### Goal of the exercise
Collect the lines of the entries where "icon" shows up.

### Listed records
** START **

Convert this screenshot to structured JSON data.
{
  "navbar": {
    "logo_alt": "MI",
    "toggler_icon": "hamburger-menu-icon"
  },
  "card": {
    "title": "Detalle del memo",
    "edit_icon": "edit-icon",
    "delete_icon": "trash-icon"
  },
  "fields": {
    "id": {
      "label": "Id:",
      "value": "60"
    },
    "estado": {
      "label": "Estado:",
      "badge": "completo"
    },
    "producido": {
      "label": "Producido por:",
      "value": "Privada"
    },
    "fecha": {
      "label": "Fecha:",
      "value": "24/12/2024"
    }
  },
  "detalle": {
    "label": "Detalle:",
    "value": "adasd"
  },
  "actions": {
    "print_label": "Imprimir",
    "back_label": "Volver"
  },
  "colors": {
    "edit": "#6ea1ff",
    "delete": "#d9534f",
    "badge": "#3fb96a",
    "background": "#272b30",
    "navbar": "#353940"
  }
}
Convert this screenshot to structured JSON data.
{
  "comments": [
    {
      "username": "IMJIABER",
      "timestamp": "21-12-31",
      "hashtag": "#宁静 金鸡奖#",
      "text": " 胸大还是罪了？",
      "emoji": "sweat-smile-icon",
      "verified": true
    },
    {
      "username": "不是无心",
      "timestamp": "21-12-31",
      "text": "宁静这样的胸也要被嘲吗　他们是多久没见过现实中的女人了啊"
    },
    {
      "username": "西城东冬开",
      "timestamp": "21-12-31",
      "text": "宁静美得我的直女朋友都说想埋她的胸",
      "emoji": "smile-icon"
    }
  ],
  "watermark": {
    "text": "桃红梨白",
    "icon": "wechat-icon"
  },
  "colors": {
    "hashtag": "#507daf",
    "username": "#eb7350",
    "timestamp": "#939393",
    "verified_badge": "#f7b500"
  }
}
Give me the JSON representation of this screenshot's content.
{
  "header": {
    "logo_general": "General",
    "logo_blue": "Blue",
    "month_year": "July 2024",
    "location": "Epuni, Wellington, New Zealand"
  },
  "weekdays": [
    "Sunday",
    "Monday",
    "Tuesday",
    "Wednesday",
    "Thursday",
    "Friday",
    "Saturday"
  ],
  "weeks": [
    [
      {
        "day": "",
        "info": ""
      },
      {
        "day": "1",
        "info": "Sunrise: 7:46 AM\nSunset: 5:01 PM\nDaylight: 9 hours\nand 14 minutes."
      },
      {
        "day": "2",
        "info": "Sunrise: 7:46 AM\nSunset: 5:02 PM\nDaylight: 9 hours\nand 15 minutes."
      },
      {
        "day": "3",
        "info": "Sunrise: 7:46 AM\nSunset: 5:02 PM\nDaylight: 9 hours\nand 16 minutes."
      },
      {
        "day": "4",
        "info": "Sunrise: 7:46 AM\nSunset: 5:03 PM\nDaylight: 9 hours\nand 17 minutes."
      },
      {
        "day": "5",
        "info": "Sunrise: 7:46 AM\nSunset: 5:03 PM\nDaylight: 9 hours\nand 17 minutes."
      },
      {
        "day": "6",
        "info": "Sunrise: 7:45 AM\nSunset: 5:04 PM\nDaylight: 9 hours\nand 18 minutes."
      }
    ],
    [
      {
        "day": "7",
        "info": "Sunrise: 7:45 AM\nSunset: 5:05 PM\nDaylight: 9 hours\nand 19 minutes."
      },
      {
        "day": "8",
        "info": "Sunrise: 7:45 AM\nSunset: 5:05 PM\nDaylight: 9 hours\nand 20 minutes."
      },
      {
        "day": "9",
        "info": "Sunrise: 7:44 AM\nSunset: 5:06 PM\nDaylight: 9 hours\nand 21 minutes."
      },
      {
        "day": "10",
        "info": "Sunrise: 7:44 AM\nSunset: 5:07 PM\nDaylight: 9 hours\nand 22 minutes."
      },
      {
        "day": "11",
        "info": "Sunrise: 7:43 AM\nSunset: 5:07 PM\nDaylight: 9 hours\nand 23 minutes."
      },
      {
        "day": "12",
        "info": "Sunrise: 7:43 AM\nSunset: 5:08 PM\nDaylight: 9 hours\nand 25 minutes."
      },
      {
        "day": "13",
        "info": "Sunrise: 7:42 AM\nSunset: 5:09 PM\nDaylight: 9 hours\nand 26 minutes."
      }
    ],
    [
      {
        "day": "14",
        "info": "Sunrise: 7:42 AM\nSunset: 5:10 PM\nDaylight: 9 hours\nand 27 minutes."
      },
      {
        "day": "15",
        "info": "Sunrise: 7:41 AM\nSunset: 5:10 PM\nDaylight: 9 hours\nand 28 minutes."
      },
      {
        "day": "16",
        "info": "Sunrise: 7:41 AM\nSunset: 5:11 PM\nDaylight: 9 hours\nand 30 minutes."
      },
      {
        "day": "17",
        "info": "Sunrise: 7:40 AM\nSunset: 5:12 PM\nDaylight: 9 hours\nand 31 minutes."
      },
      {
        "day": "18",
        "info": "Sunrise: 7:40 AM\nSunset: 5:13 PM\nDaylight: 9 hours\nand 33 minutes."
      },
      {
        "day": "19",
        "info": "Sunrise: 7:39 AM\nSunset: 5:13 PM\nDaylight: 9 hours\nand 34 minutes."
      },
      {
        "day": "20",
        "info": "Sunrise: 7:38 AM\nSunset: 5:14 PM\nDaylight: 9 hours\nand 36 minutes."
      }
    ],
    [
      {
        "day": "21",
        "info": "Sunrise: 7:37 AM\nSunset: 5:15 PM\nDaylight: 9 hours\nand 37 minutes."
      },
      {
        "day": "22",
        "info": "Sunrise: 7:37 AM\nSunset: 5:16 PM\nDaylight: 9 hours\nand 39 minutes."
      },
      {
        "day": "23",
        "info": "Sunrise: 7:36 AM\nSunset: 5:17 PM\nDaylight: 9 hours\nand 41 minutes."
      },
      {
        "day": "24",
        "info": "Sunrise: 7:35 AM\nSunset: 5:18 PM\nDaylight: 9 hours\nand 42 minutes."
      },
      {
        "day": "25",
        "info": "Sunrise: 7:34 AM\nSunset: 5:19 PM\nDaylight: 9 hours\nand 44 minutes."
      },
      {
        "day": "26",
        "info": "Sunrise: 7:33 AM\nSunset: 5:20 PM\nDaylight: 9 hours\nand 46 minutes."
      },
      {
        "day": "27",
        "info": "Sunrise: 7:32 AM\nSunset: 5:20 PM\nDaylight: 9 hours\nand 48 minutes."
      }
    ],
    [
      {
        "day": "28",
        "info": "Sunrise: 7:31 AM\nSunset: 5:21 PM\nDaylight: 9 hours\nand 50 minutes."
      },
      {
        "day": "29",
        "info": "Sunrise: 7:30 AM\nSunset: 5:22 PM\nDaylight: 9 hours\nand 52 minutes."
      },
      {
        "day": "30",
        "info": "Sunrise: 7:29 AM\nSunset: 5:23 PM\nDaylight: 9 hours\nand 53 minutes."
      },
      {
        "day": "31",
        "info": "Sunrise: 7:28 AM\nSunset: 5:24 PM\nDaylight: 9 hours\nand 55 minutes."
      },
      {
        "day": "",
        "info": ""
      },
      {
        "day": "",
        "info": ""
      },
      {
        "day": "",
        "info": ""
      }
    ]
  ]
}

** END **

### Response to this task
    "toggler_icon": "hamburger-menu-icon"
    "edit_icon": "edit-icon",
    "delete_icon": "trash-icon"
      "emoji": "sweat-smile-icon",
      "emoji": "smile-icon"
    "icon": "wechat-icon"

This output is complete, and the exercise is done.